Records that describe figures
## START
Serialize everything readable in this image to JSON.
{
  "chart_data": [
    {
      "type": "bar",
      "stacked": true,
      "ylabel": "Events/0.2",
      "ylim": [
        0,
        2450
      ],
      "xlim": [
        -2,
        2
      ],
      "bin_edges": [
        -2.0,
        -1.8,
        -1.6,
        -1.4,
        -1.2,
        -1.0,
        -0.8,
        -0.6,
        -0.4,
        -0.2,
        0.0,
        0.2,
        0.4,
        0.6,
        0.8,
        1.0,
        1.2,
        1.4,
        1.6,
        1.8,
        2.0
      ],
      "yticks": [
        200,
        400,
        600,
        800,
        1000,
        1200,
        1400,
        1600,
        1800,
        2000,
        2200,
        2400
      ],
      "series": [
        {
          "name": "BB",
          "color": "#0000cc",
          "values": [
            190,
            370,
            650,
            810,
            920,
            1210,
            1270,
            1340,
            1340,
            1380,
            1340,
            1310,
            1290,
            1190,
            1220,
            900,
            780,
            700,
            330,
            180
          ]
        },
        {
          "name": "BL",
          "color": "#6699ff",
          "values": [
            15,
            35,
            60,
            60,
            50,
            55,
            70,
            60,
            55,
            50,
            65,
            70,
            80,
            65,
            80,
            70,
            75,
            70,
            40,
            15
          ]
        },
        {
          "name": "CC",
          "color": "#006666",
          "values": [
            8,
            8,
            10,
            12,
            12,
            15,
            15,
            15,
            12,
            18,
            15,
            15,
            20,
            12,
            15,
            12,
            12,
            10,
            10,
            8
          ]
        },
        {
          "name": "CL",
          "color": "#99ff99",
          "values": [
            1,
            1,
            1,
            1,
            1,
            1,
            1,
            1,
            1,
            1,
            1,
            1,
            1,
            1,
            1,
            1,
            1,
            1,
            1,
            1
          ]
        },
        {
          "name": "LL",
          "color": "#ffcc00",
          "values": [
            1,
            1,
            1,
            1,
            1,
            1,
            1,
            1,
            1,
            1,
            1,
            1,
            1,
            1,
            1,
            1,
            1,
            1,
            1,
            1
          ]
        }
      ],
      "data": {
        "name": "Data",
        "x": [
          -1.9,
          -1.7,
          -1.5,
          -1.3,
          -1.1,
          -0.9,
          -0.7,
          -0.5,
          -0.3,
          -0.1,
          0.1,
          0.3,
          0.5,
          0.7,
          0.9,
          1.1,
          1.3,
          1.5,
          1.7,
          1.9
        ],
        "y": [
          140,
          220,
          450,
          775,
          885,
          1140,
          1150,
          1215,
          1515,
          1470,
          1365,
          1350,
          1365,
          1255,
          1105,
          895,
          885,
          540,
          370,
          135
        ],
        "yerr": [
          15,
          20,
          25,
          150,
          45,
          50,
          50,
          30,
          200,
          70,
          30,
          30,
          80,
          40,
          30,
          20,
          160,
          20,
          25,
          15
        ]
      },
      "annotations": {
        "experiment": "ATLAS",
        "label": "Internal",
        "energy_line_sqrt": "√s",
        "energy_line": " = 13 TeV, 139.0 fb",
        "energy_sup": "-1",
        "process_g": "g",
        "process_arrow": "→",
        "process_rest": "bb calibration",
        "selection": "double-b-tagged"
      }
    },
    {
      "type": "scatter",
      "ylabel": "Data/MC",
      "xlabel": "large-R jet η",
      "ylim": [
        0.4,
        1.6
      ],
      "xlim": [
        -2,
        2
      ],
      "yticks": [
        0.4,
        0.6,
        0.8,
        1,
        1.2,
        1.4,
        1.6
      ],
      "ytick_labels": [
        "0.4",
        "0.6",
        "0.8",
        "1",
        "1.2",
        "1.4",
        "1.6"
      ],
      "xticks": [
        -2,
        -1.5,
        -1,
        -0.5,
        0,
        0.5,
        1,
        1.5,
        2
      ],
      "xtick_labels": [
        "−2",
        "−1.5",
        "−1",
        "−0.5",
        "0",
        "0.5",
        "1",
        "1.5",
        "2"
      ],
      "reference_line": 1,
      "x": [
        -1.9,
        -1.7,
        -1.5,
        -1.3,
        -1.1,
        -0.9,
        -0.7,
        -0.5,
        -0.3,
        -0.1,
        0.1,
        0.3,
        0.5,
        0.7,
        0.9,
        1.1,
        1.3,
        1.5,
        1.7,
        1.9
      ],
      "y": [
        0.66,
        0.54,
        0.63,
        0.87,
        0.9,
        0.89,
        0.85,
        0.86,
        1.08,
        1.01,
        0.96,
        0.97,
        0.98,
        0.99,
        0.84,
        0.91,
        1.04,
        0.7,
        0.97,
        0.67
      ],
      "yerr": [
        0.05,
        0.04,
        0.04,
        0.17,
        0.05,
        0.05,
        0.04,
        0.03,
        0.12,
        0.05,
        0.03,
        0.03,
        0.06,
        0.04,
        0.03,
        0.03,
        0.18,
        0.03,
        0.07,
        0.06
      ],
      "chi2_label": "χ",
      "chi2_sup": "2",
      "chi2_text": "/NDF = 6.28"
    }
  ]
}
## END
◆ Problem to solve ◆
Look through the material above and pick out each line holding the word "name".

◆ Solution below ◆
          "name": "BB",
          "name": "BL",
          "name": "CC",
          "name": "CL",
          "name": "LL",
        "name": "Data",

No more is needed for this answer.